* [Objective] Go through the data below. List every line that holds the word "UNISINOS".

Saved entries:

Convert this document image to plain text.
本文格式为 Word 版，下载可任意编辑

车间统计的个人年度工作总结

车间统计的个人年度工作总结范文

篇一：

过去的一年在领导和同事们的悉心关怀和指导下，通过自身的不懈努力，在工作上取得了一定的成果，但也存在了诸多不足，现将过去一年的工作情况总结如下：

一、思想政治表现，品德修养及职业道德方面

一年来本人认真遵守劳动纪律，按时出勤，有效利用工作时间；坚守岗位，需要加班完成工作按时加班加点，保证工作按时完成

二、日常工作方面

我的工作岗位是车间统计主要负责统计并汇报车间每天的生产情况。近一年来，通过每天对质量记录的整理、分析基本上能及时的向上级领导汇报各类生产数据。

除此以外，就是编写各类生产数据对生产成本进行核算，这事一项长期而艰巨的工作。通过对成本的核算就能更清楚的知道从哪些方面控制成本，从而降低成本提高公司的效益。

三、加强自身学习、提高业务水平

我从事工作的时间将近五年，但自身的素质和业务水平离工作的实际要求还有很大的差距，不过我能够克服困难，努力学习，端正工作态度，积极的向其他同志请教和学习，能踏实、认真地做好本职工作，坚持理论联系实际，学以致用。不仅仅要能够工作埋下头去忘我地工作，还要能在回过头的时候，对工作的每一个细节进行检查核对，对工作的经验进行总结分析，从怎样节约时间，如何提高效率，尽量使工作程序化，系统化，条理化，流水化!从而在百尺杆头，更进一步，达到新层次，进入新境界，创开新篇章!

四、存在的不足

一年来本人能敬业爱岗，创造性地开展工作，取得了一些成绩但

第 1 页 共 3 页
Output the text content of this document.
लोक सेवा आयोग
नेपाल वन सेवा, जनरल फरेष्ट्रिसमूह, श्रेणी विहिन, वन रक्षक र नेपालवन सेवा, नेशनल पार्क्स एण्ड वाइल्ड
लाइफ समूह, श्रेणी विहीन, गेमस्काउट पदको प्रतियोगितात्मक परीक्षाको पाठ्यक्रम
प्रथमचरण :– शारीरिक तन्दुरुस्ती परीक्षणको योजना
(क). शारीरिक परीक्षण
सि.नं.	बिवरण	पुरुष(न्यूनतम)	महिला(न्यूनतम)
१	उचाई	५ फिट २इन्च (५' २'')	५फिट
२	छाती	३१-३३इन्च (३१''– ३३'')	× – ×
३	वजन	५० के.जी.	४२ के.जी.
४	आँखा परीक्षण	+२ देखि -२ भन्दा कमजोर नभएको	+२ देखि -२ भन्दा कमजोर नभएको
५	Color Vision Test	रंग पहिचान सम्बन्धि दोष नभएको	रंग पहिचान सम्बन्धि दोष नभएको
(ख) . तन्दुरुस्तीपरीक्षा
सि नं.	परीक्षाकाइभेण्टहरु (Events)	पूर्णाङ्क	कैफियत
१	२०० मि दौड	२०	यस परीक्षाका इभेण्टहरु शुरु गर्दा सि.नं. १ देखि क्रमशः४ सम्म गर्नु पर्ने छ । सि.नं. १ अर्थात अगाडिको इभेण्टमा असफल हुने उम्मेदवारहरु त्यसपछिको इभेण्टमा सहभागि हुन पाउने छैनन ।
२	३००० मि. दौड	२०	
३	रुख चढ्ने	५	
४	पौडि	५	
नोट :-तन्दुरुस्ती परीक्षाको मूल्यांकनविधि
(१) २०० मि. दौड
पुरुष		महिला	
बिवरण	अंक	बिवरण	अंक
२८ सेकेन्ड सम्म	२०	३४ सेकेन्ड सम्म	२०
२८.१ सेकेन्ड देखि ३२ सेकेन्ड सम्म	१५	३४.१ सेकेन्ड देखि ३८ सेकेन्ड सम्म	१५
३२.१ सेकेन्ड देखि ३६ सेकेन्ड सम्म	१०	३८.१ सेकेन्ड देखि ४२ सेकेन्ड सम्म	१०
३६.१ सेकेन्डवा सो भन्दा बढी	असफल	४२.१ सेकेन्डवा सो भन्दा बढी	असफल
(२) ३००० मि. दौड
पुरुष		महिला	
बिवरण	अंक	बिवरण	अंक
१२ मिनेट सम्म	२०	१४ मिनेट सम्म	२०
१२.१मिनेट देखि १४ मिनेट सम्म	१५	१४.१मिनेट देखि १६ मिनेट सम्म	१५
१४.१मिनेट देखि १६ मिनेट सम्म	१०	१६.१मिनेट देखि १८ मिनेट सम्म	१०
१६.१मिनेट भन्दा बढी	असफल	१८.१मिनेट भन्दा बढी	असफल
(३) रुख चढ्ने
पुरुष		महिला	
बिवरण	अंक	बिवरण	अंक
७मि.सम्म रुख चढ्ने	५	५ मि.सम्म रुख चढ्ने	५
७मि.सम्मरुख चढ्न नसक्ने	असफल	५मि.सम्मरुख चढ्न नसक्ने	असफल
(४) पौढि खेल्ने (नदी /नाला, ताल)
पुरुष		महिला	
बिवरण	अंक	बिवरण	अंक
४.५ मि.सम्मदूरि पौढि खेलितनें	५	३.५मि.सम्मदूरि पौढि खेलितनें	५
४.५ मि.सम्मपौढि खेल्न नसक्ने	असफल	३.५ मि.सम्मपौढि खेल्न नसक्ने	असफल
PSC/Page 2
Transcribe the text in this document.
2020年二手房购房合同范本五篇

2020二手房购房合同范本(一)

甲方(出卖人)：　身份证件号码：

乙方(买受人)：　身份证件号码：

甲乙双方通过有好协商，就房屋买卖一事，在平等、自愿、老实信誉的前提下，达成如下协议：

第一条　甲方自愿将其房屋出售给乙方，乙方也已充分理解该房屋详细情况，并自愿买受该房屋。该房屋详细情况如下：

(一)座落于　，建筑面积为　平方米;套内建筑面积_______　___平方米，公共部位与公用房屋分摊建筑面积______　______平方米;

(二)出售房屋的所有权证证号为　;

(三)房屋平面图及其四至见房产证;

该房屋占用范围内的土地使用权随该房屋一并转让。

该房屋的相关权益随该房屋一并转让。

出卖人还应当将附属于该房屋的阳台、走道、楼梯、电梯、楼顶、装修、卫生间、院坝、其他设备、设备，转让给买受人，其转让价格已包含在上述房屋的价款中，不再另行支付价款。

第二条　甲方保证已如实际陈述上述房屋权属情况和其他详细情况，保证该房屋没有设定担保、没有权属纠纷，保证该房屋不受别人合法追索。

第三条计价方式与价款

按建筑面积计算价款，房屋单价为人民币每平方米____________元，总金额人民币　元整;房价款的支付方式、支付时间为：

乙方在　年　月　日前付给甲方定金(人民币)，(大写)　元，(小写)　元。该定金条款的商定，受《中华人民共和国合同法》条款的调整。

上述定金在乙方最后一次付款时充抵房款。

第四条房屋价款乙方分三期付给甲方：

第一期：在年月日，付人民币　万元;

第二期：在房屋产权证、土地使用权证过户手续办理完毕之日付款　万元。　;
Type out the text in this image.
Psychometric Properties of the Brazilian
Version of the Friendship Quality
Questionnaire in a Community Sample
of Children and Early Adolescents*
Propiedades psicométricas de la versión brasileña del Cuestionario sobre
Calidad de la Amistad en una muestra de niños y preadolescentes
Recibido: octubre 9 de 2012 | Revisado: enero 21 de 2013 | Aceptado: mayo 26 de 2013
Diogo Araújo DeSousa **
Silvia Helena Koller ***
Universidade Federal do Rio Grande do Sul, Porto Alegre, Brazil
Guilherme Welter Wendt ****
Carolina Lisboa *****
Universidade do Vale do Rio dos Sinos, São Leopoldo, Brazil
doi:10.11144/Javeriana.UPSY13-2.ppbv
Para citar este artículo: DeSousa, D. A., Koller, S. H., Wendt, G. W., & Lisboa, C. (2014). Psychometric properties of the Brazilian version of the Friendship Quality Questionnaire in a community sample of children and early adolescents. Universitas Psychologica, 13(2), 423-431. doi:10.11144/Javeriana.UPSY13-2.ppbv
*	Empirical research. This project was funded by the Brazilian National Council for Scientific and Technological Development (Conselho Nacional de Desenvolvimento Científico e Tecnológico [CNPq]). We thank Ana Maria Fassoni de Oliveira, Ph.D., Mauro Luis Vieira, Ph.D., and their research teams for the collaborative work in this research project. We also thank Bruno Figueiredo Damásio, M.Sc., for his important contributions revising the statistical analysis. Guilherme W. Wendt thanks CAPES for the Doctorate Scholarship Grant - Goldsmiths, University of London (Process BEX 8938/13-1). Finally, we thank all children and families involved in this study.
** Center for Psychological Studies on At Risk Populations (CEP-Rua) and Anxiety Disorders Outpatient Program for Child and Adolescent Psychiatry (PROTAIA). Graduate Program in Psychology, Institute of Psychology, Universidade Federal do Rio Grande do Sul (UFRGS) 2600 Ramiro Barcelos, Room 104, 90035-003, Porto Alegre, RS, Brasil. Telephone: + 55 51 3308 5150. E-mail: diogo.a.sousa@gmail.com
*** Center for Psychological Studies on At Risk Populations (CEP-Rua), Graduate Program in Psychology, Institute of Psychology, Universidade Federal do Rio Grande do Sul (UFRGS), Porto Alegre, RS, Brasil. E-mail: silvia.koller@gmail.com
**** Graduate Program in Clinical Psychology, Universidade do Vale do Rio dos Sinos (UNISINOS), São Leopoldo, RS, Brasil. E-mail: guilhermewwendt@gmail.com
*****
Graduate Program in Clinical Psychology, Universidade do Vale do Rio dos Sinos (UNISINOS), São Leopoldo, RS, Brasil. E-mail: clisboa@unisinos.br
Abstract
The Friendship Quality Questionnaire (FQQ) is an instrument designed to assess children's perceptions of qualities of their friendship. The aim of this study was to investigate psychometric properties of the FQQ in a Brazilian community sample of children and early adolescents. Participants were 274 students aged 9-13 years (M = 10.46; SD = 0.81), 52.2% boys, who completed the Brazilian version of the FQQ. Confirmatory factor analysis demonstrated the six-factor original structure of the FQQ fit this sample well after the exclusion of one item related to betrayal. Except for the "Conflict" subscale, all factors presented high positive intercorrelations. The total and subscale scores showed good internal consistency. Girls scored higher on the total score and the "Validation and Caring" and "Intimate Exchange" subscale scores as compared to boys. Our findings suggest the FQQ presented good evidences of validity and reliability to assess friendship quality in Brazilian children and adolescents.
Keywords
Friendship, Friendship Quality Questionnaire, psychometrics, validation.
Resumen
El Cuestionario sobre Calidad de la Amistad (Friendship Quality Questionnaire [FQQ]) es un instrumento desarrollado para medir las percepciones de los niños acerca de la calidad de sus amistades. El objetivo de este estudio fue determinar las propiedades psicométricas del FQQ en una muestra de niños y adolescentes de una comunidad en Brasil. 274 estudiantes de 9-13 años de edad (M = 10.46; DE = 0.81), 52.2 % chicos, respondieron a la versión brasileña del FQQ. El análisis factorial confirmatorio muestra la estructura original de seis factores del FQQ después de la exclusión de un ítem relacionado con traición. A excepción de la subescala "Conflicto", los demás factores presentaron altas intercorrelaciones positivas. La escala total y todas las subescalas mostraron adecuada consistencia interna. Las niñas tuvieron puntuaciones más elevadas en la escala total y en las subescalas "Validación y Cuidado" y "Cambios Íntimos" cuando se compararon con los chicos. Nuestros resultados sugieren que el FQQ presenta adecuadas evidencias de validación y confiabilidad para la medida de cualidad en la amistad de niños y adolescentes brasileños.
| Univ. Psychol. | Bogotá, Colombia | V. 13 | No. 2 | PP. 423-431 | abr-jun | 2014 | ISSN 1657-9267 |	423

* [The result]
**** Graduate Program in Clinical Psychology, Universidade do Vale do Rio dos Sinos (UNISINOS), São Leopoldo, RS, Brasil. E-mail: guilhermewwendt@gmail.com
Graduate Program in Clinical Psychology, Universidade do Vale do Rio dos Sinos (UNISINOS), São Leopoldo, RS, Brasil. E-mail: clisboa@unisinos.br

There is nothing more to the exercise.